╭─ Raw data

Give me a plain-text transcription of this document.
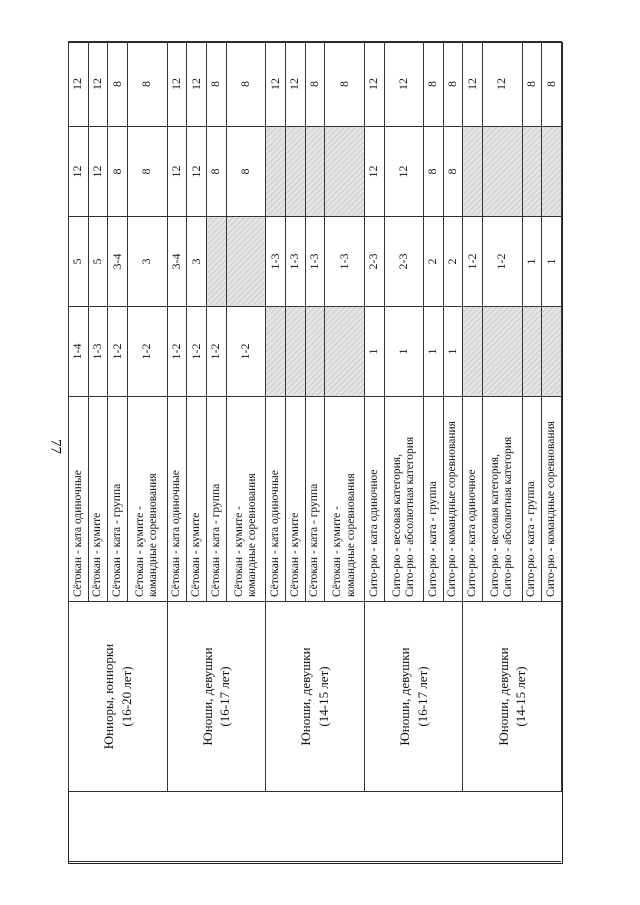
77
	Юниоры, юниорки (16-20 лет)	Сётокан - ката одиночные	1-4	5	12	12
		Сётокан - кумите	1-3	5	12	12
		Сётокан - ката - группа	1-2	3-4	8	8
		Сётокан - кумите -
командные соревнования	1-2	3	8	8
	Юноши, девушки (16-17 лет)	Сётокан - ката одиночные	1-2	3-4	12	12
		Сётокан - кумите	1-2	3	12	12
		Сётокан - ката - группа	1-2		8	8
		Сётокан - кумите -
командные соревнования	1-2		8	8
	Юноши, девушки (14-15 лет)	Сётокан - ката одиночные		1-3		12
		Сётокан - кумите		1-3		12
		Сётокан - ката - группа		1-3		8
		Сётокан - кумите -
командные соревнования		1-3		8
	Юноши, девушки (16-17 лет)	Сито-рю - ката одиночное	1	2-3	12	12
		Сито-рю - весовая категория,
Сито-рю - абсолютная категория	1	2-3	12	12
		Сито-рю - ката - группа	1	2	8	8
		Сито-рю - командные соревнования	1	2	8	8
	Юноши, девушки (14-15 лет)	Сито-рю - ката одиночное		1-2		12
		Сито-рю - весовая категория,
Сито-рю - абсолютная категория		1-2		12
		Сито-рю - ката - группа		1		8
		Сито-рю - командные соревнования		1		8
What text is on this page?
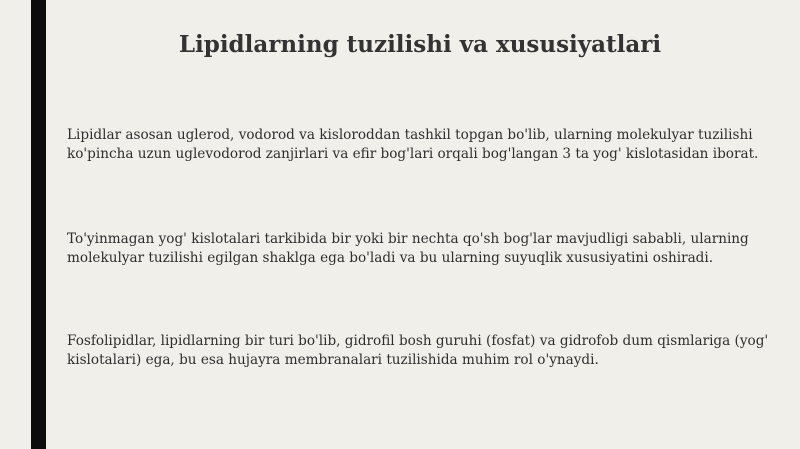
Lipidlarning tuzilishi va xususiyatlari

Lipidlar asosan uglerod, vodorod va kisloroddan tashkil topgan bo'lib, ularning molekulyar tuzilishi ko'pincha uzun uglevodorod zanjirlari va efir bog'lari orqali bog'langan 3 ta yog' kislotasidan iborat.

To'yinmagan yog' kislotalari tarkibida bir yoki bir nechta qo'sh bog'lar mavjudligi sababli, ularning molekulyar tuzilishi egilgan shaklga ega bo'ladi va bu ularning suyuqlik xususiyatini oshiradi.

Fosfolipidlar, lipidlarning bir turi bo'lib, gidrofil bosh guruhi (fosfat) va gidrofob dum qismlariga (yog' kislotalari) ega, bu esa hujayra membranalari tuzilishida muhim rol o'ynaydi.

╰─

## Instructions to follow
In the listing, find each line with the string "Юноши" and copy it.

## Result
	Юноши, девушки (16-17 лет)	Сётокан - ката одиночные	1-2	3-4	12	12
	Юноши, девушки (14-15 лет)	Сётокан - ката одиночные		1-3		12
	Юноши, девушки (16-17 лет)	Сито-рю - ката одиночное	1	2-3	12	12
	Юноши, девушки (14-15 лет)	Сито-рю - ката одиночное		1-2		12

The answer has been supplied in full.